■ Required work ■
Pictures aside, repeat every entry exactly.

---- Provided data

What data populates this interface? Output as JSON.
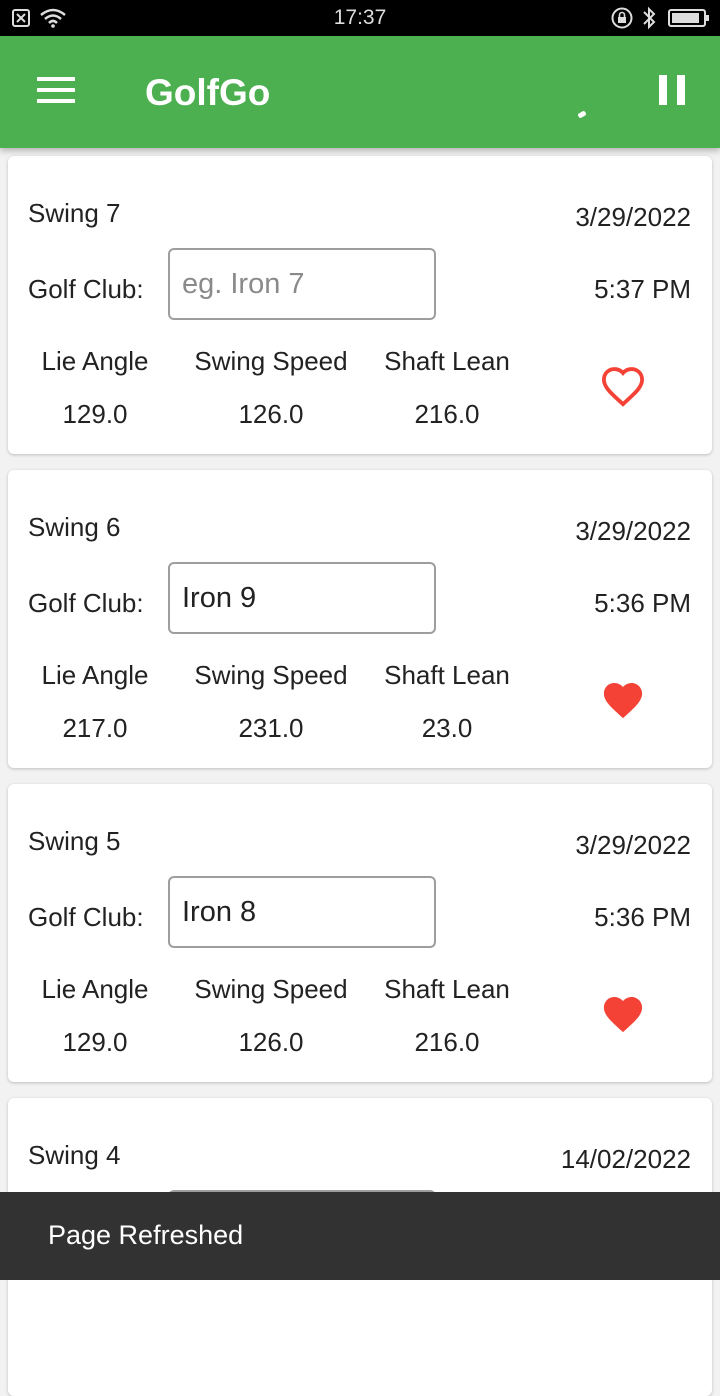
{
  "status_bar": {
    "time": "17:37",
    "left_icons": [
      "close-box-icon",
      "wifi-icon"
    ],
    "right_icons": [
      "lock-rotation-icon",
      "bluetooth-icon",
      "battery-icon"
    ]
  },
  "app_bar": {
    "title": "GolfGo",
    "menu_icon": "hamburger-menu-icon",
    "action_icon": "pause-icon",
    "color": "#4caf50"
  },
  "labels": {
    "golf_club": "Golf Club:",
    "lie_angle": "Lie Angle",
    "swing_speed": "Swing Speed",
    "shaft_lean": "Shaft Lean"
  },
  "swings": [
    {
      "title": "Swing 7",
      "date": "3/29/2022",
      "time": "5:37 PM",
      "club_value": "",
      "club_placeholder": "eg. Iron 7",
      "lie_angle": "129.0",
      "swing_speed": "126.0",
      "shaft_lean": "216.0",
      "favorite": false
    },
    {
      "title": "Swing 6",
      "date": "3/29/2022",
      "time": "5:36 PM",
      "club_value": "Iron 9",
      "club_placeholder": "eg. Iron 7",
      "lie_angle": "217.0",
      "swing_speed": "231.0",
      "shaft_lean": "23.0",
      "favorite": true
    },
    {
      "title": "Swing 5",
      "date": "3/29/2022",
      "time": "5:36 PM",
      "club_value": "Iron 8",
      "club_placeholder": "eg. Iron 7",
      "lie_angle": "129.0",
      "swing_speed": "126.0",
      "shaft_lean": "216.0",
      "favorite": true
    },
    {
      "title": "Swing 4",
      "date": "14/02/2022"
    }
  ],
  "heart_color": "#f44336",
  "snackbar": {
    "message": "Page Refreshed"
  }
}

--------

■ Problem solution ■
What data populates this interface? Output as JSON.
{
  "status_bar": {
    "time": "17:37",
    "left_icons": [
      "close-box-icon",
      "wifi-icon"
    ],
    "right_icons": [
      "lock-rotation-icon",
      "bluetooth-icon",
      "battery-icon"
    ]
  },
  "app_bar": {
    "title": "GolfGo",
    "menu_icon": "hamburger-menu-icon",
    "action_icon": "pause-icon",
    "color": "#4caf50"
  },
  "labels": {
    "golf_club": "Golf Club:",
    "lie_angle": "Lie Angle",
    "swing_speed": "Swing Speed",
    "shaft_lean": "Shaft Lean"
  },
  "swings": [
    {
      "title": "Swing 7",
      "date": "3/29/2022",
      "time": "5:37 PM",
      "club_value": "",
      "club_placeholder": "eg. Iron 7",
      "lie_angle": "129.0",
      "swing_speed": "126.0",
      "shaft_lean": "216.0",
      "favorite": false
    },
    {
      "title": "Swing 6",
      "date": "3/29/2022",
      "time": "5:36 PM",
      "club_value": "Iron 9",
      "club_placeholder": "eg. Iron 7",
      "lie_angle": "217.0",
      "swing_speed": "231.0",
      "shaft_lean": "23.0",
      "favorite": true
    },
    {
      "title": "Swing 5",
      "date": "3/29/2022",
      "time": "5:36 PM",
      "club_value": "Iron 8",
      "club_placeholder": "eg. Iron 7",
      "lie_angle": "129.0",
      "swing_speed": "126.0",
      "shaft_lean": "216.0",
      "favorite": true
    },
    {
      "title": "Swing 4",
      "date": "14/02/2022"
    }
  ],
  "heart_color": "#f44336",
  "snackbar": {
    "message": "Page Refreshed"
  }
}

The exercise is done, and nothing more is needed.